#### DATA EXTRACT ####

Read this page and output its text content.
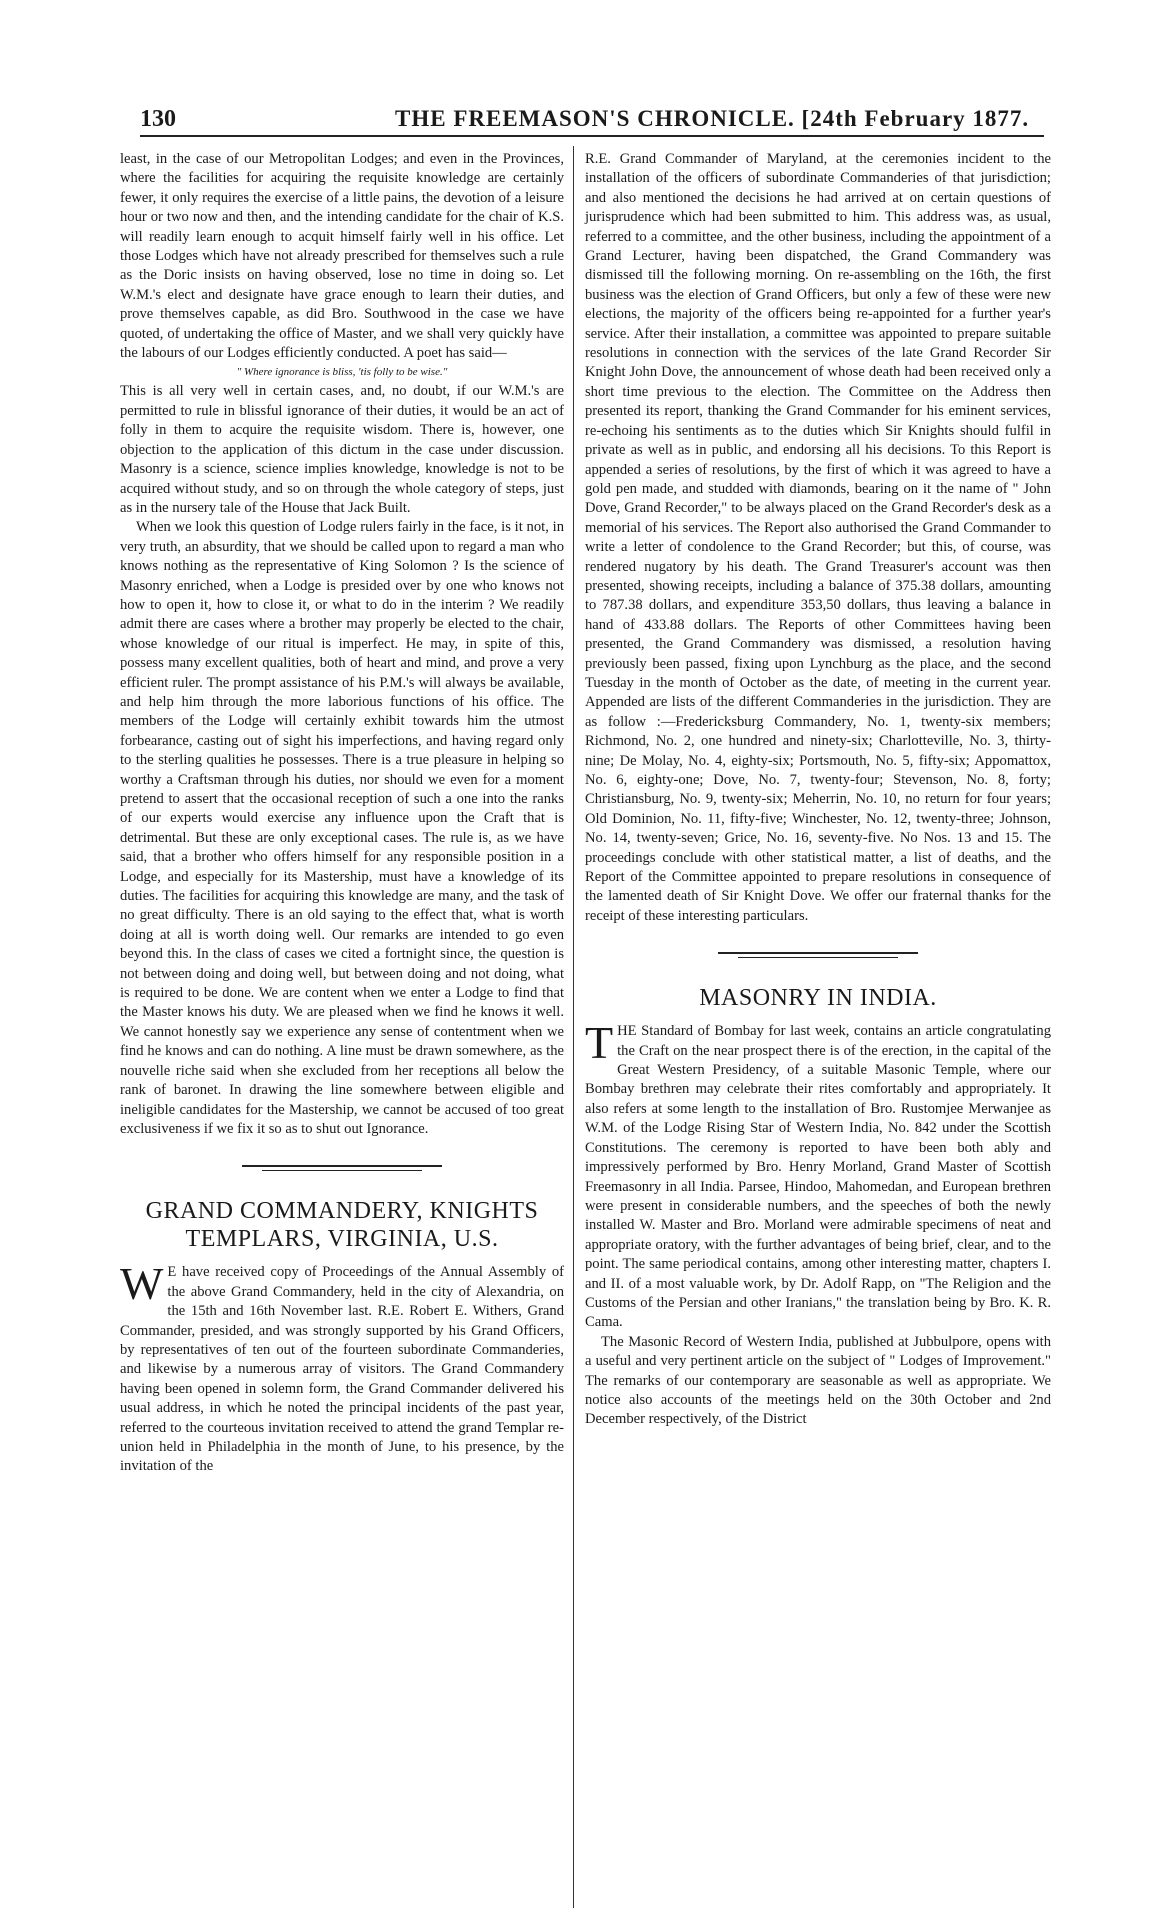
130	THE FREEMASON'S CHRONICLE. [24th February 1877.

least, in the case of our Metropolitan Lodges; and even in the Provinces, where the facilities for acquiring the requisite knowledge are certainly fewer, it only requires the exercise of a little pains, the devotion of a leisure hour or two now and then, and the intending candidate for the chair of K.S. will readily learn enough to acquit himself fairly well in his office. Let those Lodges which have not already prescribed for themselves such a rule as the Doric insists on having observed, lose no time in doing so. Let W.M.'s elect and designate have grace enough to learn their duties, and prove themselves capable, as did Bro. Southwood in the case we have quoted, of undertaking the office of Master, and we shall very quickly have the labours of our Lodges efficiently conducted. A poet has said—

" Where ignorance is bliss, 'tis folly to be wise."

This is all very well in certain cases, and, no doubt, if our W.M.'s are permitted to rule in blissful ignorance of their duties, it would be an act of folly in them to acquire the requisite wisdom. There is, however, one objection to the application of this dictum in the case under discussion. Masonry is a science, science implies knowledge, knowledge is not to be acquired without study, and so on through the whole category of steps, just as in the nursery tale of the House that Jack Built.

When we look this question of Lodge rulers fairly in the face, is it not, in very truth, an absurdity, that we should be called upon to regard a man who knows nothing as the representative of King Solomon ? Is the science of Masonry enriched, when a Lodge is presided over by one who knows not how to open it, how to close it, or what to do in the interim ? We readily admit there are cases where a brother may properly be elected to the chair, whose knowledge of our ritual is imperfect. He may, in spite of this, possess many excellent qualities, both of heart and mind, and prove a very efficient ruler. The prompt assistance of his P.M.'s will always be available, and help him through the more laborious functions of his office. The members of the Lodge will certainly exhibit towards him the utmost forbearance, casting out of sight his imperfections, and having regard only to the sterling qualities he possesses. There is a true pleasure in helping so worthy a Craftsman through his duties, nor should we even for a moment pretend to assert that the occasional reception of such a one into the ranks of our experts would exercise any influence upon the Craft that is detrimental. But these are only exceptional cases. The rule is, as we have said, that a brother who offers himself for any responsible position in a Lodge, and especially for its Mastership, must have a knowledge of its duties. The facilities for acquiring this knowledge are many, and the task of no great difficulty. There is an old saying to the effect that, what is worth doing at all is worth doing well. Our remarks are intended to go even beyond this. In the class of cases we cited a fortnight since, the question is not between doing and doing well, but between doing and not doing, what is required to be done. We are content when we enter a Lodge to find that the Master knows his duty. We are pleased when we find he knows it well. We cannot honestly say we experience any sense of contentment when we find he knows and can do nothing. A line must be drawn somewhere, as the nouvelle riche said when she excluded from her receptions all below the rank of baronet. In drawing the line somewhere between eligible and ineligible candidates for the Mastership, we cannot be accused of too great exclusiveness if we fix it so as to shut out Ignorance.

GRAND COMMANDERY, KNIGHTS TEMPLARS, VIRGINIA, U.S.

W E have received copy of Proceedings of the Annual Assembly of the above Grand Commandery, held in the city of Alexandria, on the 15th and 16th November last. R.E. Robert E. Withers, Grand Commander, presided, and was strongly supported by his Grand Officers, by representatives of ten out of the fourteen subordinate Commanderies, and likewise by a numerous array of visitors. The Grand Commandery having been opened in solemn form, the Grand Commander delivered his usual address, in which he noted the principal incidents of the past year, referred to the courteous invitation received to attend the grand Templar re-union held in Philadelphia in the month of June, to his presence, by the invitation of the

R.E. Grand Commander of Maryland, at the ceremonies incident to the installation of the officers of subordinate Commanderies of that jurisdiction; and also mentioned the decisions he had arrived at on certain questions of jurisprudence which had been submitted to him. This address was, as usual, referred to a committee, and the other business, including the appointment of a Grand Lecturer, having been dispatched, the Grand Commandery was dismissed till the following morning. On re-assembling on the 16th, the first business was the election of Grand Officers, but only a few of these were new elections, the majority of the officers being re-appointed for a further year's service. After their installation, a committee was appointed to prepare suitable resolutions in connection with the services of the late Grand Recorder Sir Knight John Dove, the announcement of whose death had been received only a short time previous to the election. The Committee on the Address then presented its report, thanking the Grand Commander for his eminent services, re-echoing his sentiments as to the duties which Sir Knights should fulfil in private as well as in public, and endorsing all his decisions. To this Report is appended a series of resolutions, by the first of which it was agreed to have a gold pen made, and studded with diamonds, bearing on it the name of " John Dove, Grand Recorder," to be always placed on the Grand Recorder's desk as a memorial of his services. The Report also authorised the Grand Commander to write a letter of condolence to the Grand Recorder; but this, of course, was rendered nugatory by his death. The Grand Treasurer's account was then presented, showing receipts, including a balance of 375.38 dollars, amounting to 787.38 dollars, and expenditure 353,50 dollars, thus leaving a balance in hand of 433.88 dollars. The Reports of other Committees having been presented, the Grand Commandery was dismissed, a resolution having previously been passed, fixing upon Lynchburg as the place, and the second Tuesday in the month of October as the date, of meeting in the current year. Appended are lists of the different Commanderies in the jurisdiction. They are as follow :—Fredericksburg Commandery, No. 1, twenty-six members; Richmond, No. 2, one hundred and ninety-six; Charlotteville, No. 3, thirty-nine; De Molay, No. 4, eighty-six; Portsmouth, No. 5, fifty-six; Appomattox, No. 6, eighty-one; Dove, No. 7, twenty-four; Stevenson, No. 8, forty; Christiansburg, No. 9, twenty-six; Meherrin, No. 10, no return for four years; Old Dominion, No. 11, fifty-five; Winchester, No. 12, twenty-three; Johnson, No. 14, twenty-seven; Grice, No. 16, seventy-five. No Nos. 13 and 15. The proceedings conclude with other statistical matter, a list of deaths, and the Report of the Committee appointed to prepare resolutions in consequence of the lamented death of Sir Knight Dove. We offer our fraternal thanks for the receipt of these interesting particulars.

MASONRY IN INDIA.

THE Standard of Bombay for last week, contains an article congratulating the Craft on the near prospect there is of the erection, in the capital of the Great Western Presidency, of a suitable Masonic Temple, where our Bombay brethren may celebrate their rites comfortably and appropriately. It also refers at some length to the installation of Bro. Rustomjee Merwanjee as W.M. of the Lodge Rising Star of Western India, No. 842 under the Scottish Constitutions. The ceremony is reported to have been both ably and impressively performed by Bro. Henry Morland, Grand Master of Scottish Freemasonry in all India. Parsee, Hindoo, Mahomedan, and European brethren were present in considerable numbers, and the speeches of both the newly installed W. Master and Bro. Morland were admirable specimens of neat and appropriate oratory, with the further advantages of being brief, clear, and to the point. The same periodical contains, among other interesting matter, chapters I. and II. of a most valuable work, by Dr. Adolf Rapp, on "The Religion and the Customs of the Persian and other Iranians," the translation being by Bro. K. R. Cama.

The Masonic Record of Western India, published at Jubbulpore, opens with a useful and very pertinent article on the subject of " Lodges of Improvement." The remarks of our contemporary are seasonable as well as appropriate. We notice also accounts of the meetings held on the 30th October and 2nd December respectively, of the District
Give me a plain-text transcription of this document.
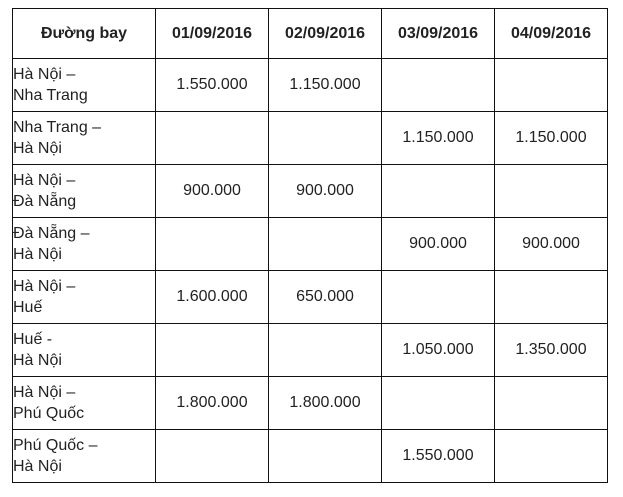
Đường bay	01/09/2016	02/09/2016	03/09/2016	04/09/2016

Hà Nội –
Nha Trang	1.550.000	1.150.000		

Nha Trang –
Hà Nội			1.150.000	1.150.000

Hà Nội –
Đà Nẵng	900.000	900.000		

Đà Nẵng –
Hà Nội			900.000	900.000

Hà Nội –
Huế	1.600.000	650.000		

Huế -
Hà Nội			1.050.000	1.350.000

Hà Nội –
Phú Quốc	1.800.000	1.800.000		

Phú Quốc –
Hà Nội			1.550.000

####

### GOAL OF THE EXERCISE
Set the pictures aside and transcribe the data above exactly.

### OUTPUT FOR THIS TASK
Read this page and output its text content.
130	THE FREEMASON'S CHRONICLE. [24th February 1877.

least, in the case of our Metropolitan Lodges; and even in the Provinces, where the facilities for acquiring the requisite knowledge are certainly fewer, it only requires the exercise of a little pains, the devotion of a leisure hour or two now and then, and the intending candidate for the chair of K.S. will readily learn enough to acquit himself fairly well in his office. Let those Lodges which have not already prescribed for themselves such a rule as the Doric insists on having observed, lose no time in doing so. Let W.M.'s elect and designate have grace enough to learn their duties, and prove themselves capable, as did Bro. Southwood in the case we have quoted, of undertaking the office of Master, and we shall very quickly have the labours of our Lodges efficiently conducted. A poet has said—

" Where ignorance is bliss, 'tis folly to be wise."

This is all very well in certain cases, and, no doubt, if our W.M.'s are permitted to rule in blissful ignorance of their duties, it would be an act of folly in them to acquire the requisite wisdom. There is, however, one objection to the application of this dictum in the case under discussion. Masonry is a science, science implies knowledge, knowledge is not to be acquired without study, and so on through the whole category of steps, just as in the nursery tale of the House that Jack Built.

When we look this question of Lodge rulers fairly in the face, is it not, in very truth, an absurdity, that we should be called upon to regard a man who knows nothing as the representative of King Solomon ? Is the science of Masonry enriched, when a Lodge is presided over by one who knows not how to open it, how to close it, or what to do in the interim ? We readily admit there are cases where a brother may properly be elected to the chair, whose knowledge of our ritual is imperfect. He may, in spite of this, possess many excellent qualities, both of heart and mind, and prove a very efficient ruler. The prompt assistance of his P.M.'s will always be available, and help him through the more laborious functions of his office. The members of the Lodge will certainly exhibit towards him the utmost forbearance, casting out of sight his imperfections, and having regard only to the sterling qualities he possesses. There is a true pleasure in helping so worthy a Craftsman through his duties, nor should we even for a moment pretend to assert that the occasional reception of such a one into the ranks of our experts would exercise any influence upon the Craft that is detrimental. But these are only exceptional cases. The rule is, as we have said, that a brother who offers himself for any responsible position in a Lodge, and especially for its Mastership, must have a knowledge of its duties. The facilities for acquiring this knowledge are many, and the task of no great difficulty. There is an old saying to the effect that, what is worth doing at all is worth doing well. Our remarks are intended to go even beyond this. In the class of cases we cited a fortnight since, the question is not between doing and doing well, but between doing and not doing, what is required to be done. We are content when we enter a Lodge to find that the Master knows his duty. We are pleased when we find he knows it well. We cannot honestly say we experience any sense of contentment when we find he knows and can do nothing. A line must be drawn somewhere, as the nouvelle riche said when she excluded from her receptions all below the rank of baronet. In drawing the line somewhere between eligible and ineligible candidates for the Mastership, we cannot be accused of too great exclusiveness if we fix it so as to shut out Ignorance.

GRAND COMMANDERY, KNIGHTS TEMPLARS, VIRGINIA, U.S.

W E have received copy of Proceedings of the Annual Assembly of the above Grand Commandery, held in the city of Alexandria, on the 15th and 16th November last. R.E. Robert E. Withers, Grand Commander, presided, and was strongly supported by his Grand Officers, by representatives of ten out of the fourteen subordinate Commanderies, and likewise by a numerous array of visitors. The Grand Commandery having been opened in solemn form, the Grand Commander delivered his usual address, in which he noted the principal incidents of the past year, referred to the courteous invitation received to attend the grand Templar re-union held in Philadelphia in the month of June, to his presence, by the invitation of the

R.E. Grand Commander of Maryland, at the ceremonies incident to the installation of the officers of subordinate Commanderies of that jurisdiction; and also mentioned the decisions he had arrived at on certain questions of jurisprudence which had been submitted to him. This address was, as usual, referred to a committee, and the other business, including the appointment of a Grand Lecturer, having been dispatched, the Grand Commandery was dismissed till the following morning. On re-assembling on the 16th, the first business was the election of Grand Officers, but only a few of these were new elections, the majority of the officers being re-appointed for a further year's service. After their installation, a committee was appointed to prepare suitable resolutions in connection with the services of the late Grand Recorder Sir Knight John Dove, the announcement of whose death had been received only a short time previous to the election. The Committee on the Address then presented its report, thanking the Grand Commander for his eminent services, re-echoing his sentiments as to the duties which Sir Knights should fulfil in private as well as in public, and endorsing all his decisions. To this Report is appended a series of resolutions, by the first of which it was agreed to have a gold pen made, and studded with diamonds, bearing on it the name of " John Dove, Grand Recorder," to be always placed on the Grand Recorder's desk as a memorial of his services. The Report also authorised the Grand Commander to write a letter of condolence to the Grand Recorder; but this, of course, was rendered nugatory by his death. The Grand Treasurer's account was then presented, showing receipts, including a balance of 375.38 dollars, amounting to 787.38 dollars, and expenditure 353,50 dollars, thus leaving a balance in hand of 433.88 dollars. The Reports of other Committees having been presented, the Grand Commandery was dismissed, a resolution having previously been passed, fixing upon Lynchburg as the place, and the second Tuesday in the month of October as the date, of meeting in the current year. Appended are lists of the different Commanderies in the jurisdiction. They are as follow :—Fredericksburg Commandery, No. 1, twenty-six members; Richmond, No. 2, one hundred and ninety-six; Charlotteville, No. 3, thirty-nine; De Molay, No. 4, eighty-six; Portsmouth, No. 5, fifty-six; Appomattox, No. 6, eighty-one; Dove, No. 7, twenty-four; Stevenson, No. 8, forty; Christiansburg, No. 9, twenty-six; Meherrin, No. 10, no return for four years; Old Dominion, No. 11, fifty-five; Winchester, No. 12, twenty-three; Johnson, No. 14, twenty-seven; Grice, No. 16, seventy-five. No Nos. 13 and 15. The proceedings conclude with other statistical matter, a list of deaths, and the Report of the Committee appointed to prepare resolutions in consequence of the lamented death of Sir Knight Dove. We offer our fraternal thanks for the receipt of these interesting particulars.

MASONRY IN INDIA.

THE Standard of Bombay for last week, contains an article congratulating the Craft on the near prospect there is of the erection, in the capital of the Great Western Presidency, of a suitable Masonic Temple, where our Bombay brethren may celebrate their rites comfortably and appropriately. It also refers at some length to the installation of Bro. Rustomjee Merwanjee as W.M. of the Lodge Rising Star of Western India, No. 842 under the Scottish Constitutions. The ceremony is reported to have been both ably and impressively performed by Bro. Henry Morland, Grand Master of Scottish Freemasonry in all India. Parsee, Hindoo, Mahomedan, and European brethren were present in considerable numbers, and the speeches of both the newly installed W. Master and Bro. Morland were admirable specimens of neat and appropriate oratory, with the further advantages of being brief, clear, and to the point. The same periodical contains, among other interesting matter, chapters I. and II. of a most valuable work, by Dr. Adolf Rapp, on "The Religion and the Customs of the Persian and other Iranians," the translation being by Bro. K. R. Cama.

The Masonic Record of Western India, published at Jubbulpore, opens with a useful and very pertinent article on the subject of " Lodges of Improvement." The remarks of our contemporary are seasonable as well as appropriate. We notice also accounts of the meetings held on the 30th October and 2nd December respectively, of the District
Give me a plain-text transcription of this document.
Đường bay	01/09/2016	02/09/2016	03/09/2016	04/09/2016

Hà Nội –
Nha Trang	1.550.000	1.150.000		

Nha Trang –
Hà Nội			1.150.000	1.150.000

Hà Nội –
Đà Nẵng	900.000	900.000		

Đà Nẵng –
Hà Nội			900.000	900.000

Hà Nội –
Huế	1.600.000	650.000		

Huế -
Hà Nội			1.050.000	1.350.000

Hà Nội –
Phú Quốc	1.800.000	1.800.000		

Phú Quốc –
Hà Nội			1.550.000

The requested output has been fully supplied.